Tujuan A: Kutip bagian kutipan halaman tentang perda syariat dan jilbab, mulai dari "Sebelum kita sepakat" dan terus sampai "terkait dengan perempuan.".

········

Fenomena di atas bukanlah sesuatu yang baru di Indonesia. Sejak desentralisasi (1999) yang memberikan kewenangan lebih luas bagi daerah untuk membuat regulasi khusus mengenai daerahnya masing-masing, banyak daerah di Indonesia yang berusaha membuat Perda bernuansa Syariat Islam. Sebut saja Aceh, Gowa, Bulukumba, Sumbar, Lampung, Tangerang, Indramayu hingga Cianjur. Perda yang dibuat rata-rata berbicara soal miras (minuman keras), prostitusi, serta jilbab. Mereka meyakini bahwa syari’at Islam memiliki jawaban terhadap segala problem yang dihadapi masyarakat. Namun tidak demikian bagi perempuan, perda bernuansa syari’at Islam ini justru dinilai banyak pihak menyudutkan perempuan.

Hampir di setiap gerakan penerapan syari’at Islam, dapat dipastikan bahwa perempuanlah program awalnya. Salah satunya yang paling mendapat perhatian adalah masalah wajib jilbab bagi perempuan. Hampir pasti wacana yang berkembang pertama kali untuk membuktikan bahwa suatu daerah itu menerapkan syari’at Islam adalah dengan mewajibkan perempuan memakai jilbab. Seakan-akan jilbab adalah indikator paling nyata dari keberhasilan penerapan syari’at Islam. Bahkan untuk memastikan penerapannya dibuatlah peraturan beserta lembaga pengawasnya, serta diterapkannya sanksi bagi mereka yang melanggarnya.

Sebelum kita sepakat atau tidak sepakat dengan gerakan penerapan syari’at Islam, khususnya yang terkait dengan kewajiban berjilbab bagi perempuan, setidaknya ada empat hal yang perlu didiskusikan, yaitu syari’at Islam, jilbab, formalisasi hukum dan asumsi-asumsi yang mendasari terkait dengan perempuan.

Pertama, syari’at dalam Islam dipahami sebagai sebuah sistem normatif Islam yang sangat komprehensif. Ia mencakup persoalan hukum, akidah, doktrin, ritual atau ibadah, interaksi dan hubungan sosial atau muamalah. Sedangkan intisari atau isi dari syari’at adalah totalitas kewajiban agama dalam kehidupan publik maupun individu. Menurut Abdullah Ahmad An Naim, syari’at sebagai akidah dan ibadah bukanlah suatu yang bersifat positif yang dapat dijadikan sebagai subyek dari suatu legislasi. Misalnya yang terjadi di Arab Saudi, yaitu memaksa orang ke masjid untuk menunaikan sholat, di bawah ancaman sejata. Hal ini tidak bisa dibilang ibadah kepada Tuhan, karena substansi ibadah membutuhkan totalitas, sementara ia berada dalam suatu ancaman senjata. Dengan demikian ide memaksa orang beribadah atau memaksa perempuan memakai jilbab untuk melindungi laki-laki agar hasrat seksualnya tidak memuncak adalah semua hal yang pada dasarnya melawan tujuan dasar syari’at dan ibadah itu sendiri.

········

Tujuan B: Susun baris-baris data, mulai dari baris yang berisi "What elements are" dan terus sampai baris yang berisi "table-cell xyxy=(212,920,254,936)", menjadi tabel Markdown dengan kolom No dan Isi Baris. Lewati baris kosong dan jangan masukkan gambar.

Data latihan ini:
········

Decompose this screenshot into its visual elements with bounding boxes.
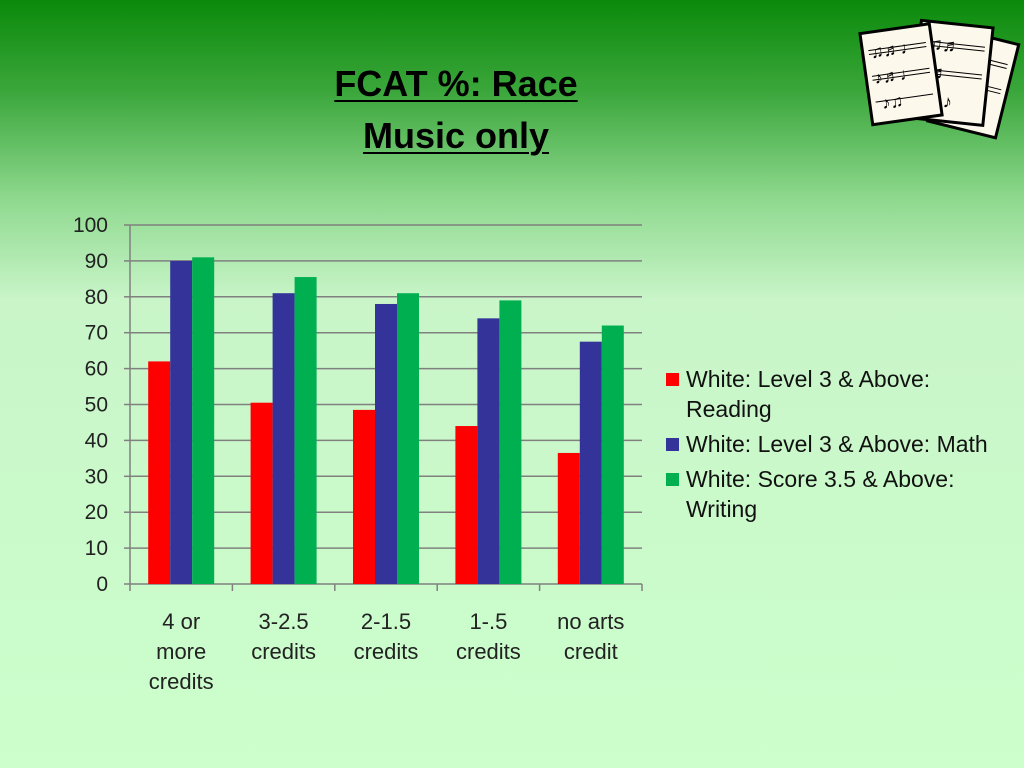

········

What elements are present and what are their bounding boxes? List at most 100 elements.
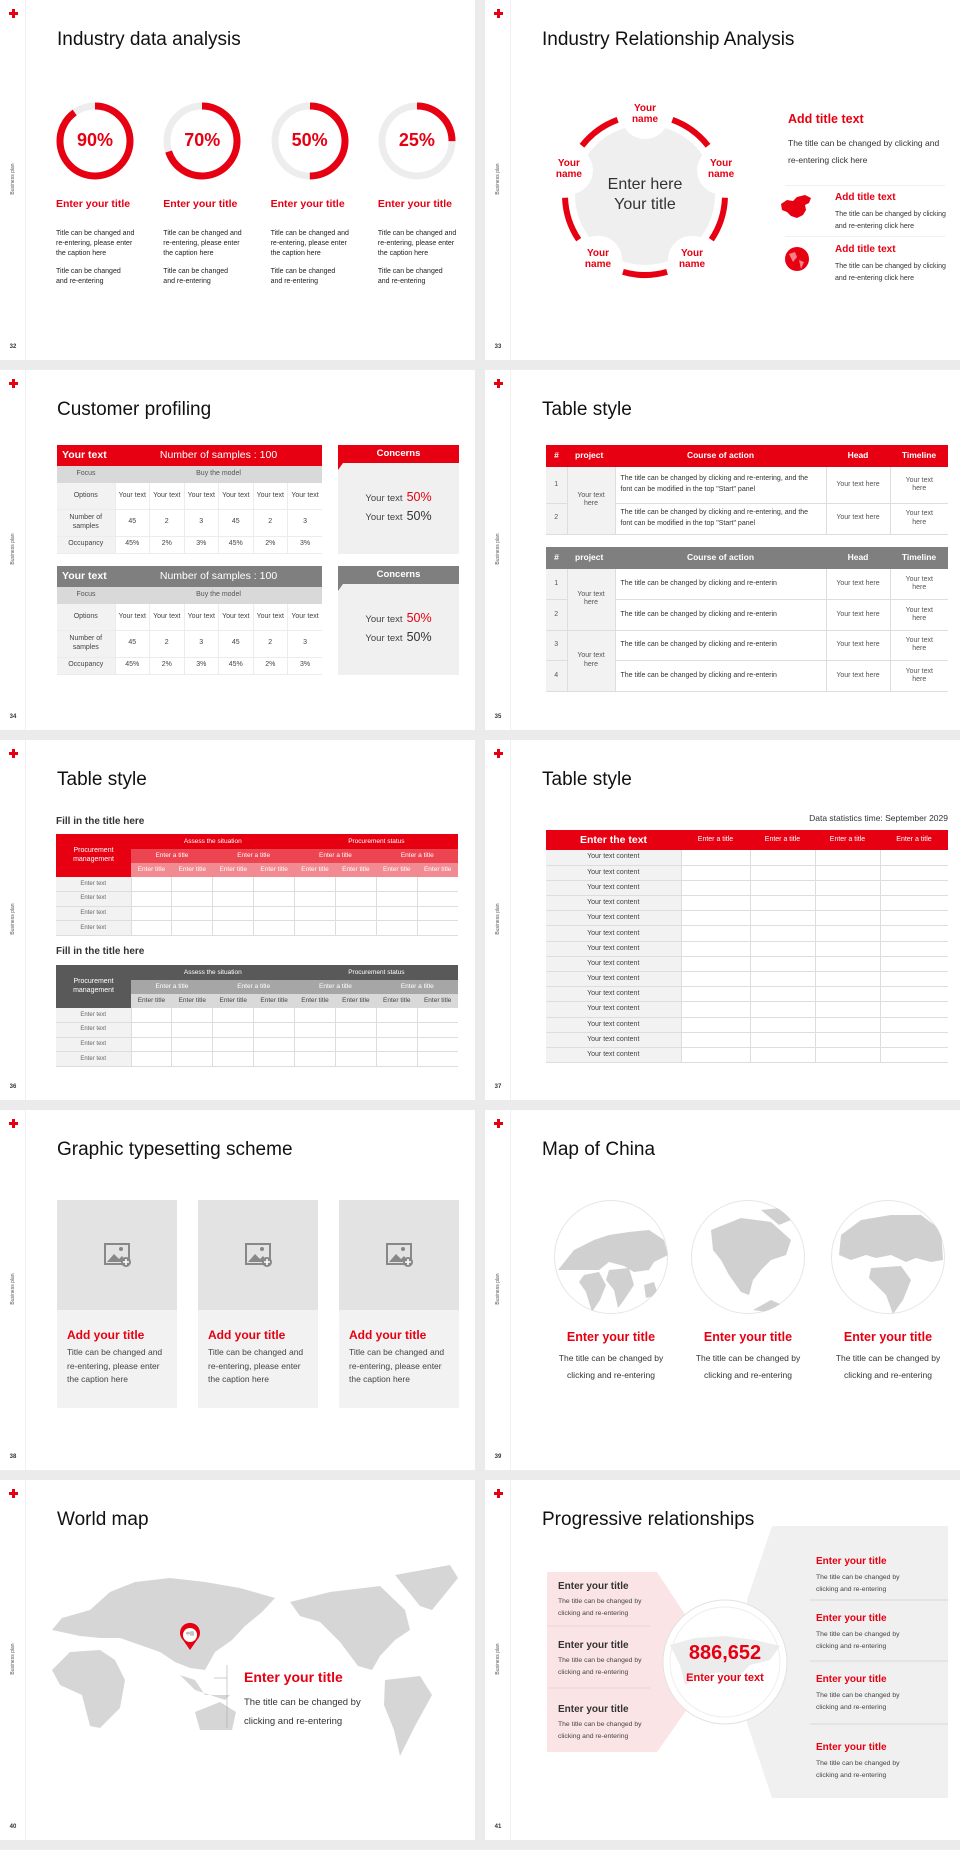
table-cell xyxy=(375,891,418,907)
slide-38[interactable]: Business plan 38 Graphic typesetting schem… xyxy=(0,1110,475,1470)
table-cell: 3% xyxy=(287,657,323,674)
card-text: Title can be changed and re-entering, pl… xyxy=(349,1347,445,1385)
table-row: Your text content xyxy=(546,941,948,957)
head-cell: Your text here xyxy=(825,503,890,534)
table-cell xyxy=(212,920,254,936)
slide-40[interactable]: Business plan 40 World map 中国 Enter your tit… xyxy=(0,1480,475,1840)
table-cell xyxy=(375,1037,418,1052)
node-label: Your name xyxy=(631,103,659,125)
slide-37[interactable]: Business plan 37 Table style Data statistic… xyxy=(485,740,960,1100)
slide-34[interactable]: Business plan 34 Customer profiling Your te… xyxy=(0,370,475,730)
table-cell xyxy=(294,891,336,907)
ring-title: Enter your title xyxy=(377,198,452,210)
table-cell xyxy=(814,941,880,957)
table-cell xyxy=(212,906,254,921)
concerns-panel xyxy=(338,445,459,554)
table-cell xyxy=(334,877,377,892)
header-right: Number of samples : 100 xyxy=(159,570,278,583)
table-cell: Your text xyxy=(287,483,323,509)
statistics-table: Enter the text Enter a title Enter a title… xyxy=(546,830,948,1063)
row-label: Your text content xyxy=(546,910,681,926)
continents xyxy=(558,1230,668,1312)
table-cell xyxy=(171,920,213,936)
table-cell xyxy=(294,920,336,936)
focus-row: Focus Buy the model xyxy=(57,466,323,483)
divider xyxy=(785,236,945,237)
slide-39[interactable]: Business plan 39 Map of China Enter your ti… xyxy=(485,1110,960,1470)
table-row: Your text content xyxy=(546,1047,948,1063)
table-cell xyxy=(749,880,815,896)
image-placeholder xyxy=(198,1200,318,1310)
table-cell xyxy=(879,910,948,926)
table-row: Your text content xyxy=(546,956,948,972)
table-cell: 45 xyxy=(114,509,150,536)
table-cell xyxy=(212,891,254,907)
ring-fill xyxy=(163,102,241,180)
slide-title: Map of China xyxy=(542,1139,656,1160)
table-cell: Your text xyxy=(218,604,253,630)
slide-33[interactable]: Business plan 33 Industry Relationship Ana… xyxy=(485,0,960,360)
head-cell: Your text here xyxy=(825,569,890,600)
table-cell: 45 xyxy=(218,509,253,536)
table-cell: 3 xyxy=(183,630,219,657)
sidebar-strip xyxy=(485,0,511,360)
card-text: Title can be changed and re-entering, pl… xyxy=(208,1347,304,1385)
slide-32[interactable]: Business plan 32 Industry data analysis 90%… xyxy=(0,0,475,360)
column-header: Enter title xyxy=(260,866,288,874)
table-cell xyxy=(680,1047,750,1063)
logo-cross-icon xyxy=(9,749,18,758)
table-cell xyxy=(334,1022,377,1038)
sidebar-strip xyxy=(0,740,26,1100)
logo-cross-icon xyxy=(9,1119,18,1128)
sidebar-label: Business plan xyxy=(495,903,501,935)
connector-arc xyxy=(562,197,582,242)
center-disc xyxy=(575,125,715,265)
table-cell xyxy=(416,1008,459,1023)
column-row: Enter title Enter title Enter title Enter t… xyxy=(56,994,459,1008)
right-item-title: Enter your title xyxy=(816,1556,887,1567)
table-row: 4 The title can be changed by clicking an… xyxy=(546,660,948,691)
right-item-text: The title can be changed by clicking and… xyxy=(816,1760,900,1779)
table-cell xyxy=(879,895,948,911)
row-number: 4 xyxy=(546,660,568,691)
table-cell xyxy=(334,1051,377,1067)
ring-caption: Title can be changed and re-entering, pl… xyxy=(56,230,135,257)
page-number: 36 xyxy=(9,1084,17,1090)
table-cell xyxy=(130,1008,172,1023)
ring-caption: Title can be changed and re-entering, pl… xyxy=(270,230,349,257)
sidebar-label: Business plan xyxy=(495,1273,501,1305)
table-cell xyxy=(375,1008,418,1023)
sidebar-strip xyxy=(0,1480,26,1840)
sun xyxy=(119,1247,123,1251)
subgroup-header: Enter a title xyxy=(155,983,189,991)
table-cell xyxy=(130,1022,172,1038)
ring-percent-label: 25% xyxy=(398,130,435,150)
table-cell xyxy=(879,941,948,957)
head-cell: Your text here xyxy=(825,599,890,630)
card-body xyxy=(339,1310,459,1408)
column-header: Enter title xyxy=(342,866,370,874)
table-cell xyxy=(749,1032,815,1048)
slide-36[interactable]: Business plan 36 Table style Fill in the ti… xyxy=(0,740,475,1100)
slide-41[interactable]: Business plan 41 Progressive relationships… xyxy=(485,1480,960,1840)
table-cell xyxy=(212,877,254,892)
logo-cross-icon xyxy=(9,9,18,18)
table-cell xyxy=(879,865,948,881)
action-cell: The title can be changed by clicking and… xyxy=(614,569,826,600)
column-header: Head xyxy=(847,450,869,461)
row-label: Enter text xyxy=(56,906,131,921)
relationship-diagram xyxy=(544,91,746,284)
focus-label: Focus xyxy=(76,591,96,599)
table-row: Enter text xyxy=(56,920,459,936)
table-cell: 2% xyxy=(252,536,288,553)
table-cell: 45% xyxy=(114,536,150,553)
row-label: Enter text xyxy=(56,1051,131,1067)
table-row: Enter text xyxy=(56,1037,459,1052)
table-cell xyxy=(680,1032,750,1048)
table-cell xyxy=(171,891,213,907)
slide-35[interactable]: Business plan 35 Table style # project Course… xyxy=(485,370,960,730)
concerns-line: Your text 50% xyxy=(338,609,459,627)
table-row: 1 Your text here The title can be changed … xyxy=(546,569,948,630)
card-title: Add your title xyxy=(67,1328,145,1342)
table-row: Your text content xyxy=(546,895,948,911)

········

Jawaban tertulis A:
Sebelum kita sepakat atau tidak sepakat dengan gerakan penerapan syari’at Islam, khususnya yang terkait dengan kewajiban berjilbab bagi perempuan, setidaknya ada empat hal yang perlu didiskusikan, yaitu syari’at Islam, jilbab, formalisasi hukum dan asumsi-asumsi yang mendasari terkait dengan perempuan.

Jawaban tertulis B:
| No | Isi Baris |
|---|---|
| 1 | What elements are present and what are their bounding boxes? List at most 100 elements. |
| 2 | table-cell xyxy=(375,891,418,907) |
| 3 | slide-38[interactable]: Business plan 38 Graphic typesetting schem… xyxy=(0,1110,475,1470) |
| 4 | table-cell: 3% xyxy=(287,657,323,674) |
| 5 | card-text: Title can be changed and re-entering, pl… xyxy=(349,1347,445,1385) |
| 6 | table-row: Your text content xyxy=(546,941,948,957) |
| 7 | head-cell: Your text here xyxy=(825,503,890,534) |
| 8 | table-cell xyxy=(212,920,254,936) |